§ **EXERCISE DETAILS**
Copy all lines in which the word "this" can be found.

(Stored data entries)
□ □ □ □ □

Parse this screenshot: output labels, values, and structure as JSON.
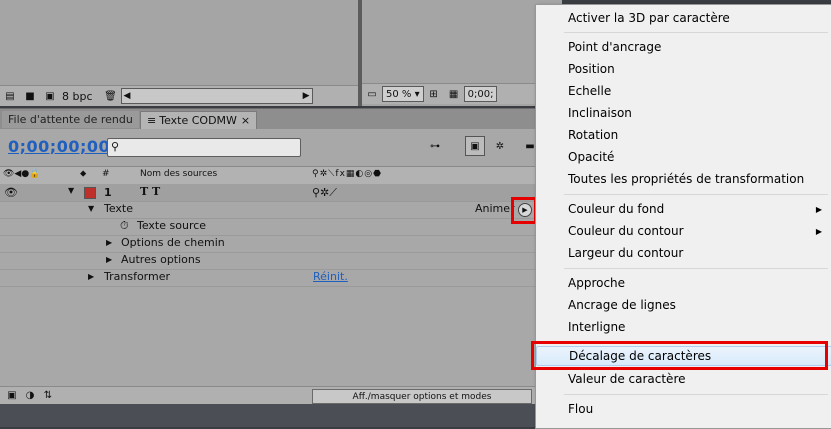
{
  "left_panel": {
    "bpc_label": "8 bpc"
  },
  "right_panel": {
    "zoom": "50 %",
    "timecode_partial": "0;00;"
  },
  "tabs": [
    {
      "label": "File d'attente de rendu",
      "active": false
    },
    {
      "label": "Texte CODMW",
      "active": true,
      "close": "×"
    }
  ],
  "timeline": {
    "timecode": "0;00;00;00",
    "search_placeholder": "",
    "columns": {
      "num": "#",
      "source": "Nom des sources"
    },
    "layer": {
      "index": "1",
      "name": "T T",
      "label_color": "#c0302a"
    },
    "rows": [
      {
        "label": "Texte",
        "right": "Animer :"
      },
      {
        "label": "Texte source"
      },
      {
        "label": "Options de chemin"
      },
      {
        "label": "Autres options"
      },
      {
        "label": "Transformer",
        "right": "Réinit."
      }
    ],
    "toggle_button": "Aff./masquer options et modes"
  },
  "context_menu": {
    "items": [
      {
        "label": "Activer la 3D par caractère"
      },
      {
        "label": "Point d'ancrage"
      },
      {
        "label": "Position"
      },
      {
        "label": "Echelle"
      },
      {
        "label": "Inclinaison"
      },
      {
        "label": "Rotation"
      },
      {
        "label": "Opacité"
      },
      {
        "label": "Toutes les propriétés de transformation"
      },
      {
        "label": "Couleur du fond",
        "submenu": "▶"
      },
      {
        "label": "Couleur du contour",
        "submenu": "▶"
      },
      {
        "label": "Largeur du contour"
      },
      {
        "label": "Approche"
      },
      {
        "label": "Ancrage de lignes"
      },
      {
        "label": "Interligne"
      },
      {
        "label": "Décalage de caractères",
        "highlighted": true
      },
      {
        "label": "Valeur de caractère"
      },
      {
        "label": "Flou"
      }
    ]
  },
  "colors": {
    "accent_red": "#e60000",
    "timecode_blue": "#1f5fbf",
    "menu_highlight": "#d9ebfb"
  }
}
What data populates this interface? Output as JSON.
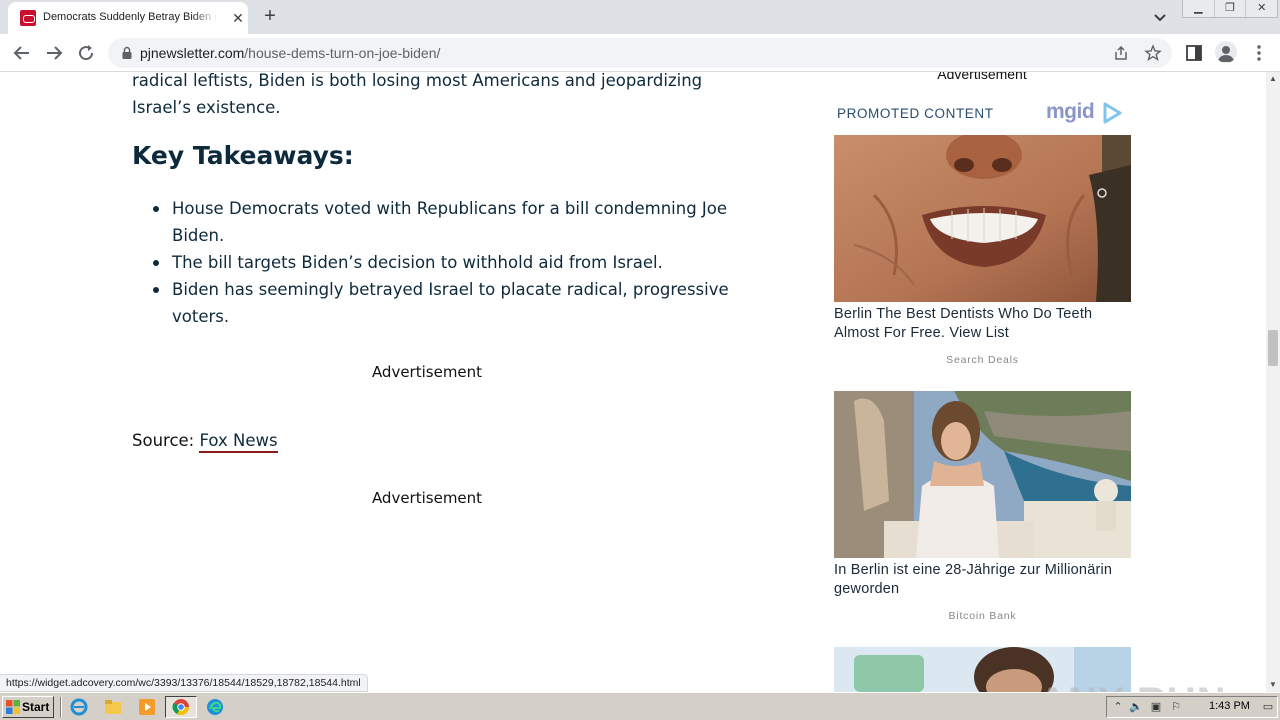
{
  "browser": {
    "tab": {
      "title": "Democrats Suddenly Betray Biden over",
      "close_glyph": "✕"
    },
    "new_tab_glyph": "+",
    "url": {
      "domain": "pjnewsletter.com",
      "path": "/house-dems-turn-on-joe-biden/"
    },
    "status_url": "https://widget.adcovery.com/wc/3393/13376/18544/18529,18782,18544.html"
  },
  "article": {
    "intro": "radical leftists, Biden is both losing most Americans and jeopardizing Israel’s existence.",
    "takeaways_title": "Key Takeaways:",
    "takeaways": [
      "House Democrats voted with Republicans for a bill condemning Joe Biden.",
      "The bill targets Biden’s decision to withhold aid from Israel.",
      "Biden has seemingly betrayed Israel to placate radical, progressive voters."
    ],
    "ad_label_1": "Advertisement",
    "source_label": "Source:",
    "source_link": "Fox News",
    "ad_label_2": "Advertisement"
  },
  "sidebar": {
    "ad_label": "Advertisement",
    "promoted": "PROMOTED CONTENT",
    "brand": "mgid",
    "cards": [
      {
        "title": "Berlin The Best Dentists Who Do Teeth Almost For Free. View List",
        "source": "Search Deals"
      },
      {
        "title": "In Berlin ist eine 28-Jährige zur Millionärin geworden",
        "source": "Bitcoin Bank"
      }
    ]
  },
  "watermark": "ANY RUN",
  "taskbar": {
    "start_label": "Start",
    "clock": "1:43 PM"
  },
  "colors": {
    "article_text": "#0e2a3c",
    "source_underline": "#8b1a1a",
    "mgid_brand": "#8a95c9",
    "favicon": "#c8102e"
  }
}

□ □ □ □ □

§ **THE REPLY**
Parse this screenshot: output labels, values, and structure as JSON.
What data populates this interface? Output as JSON.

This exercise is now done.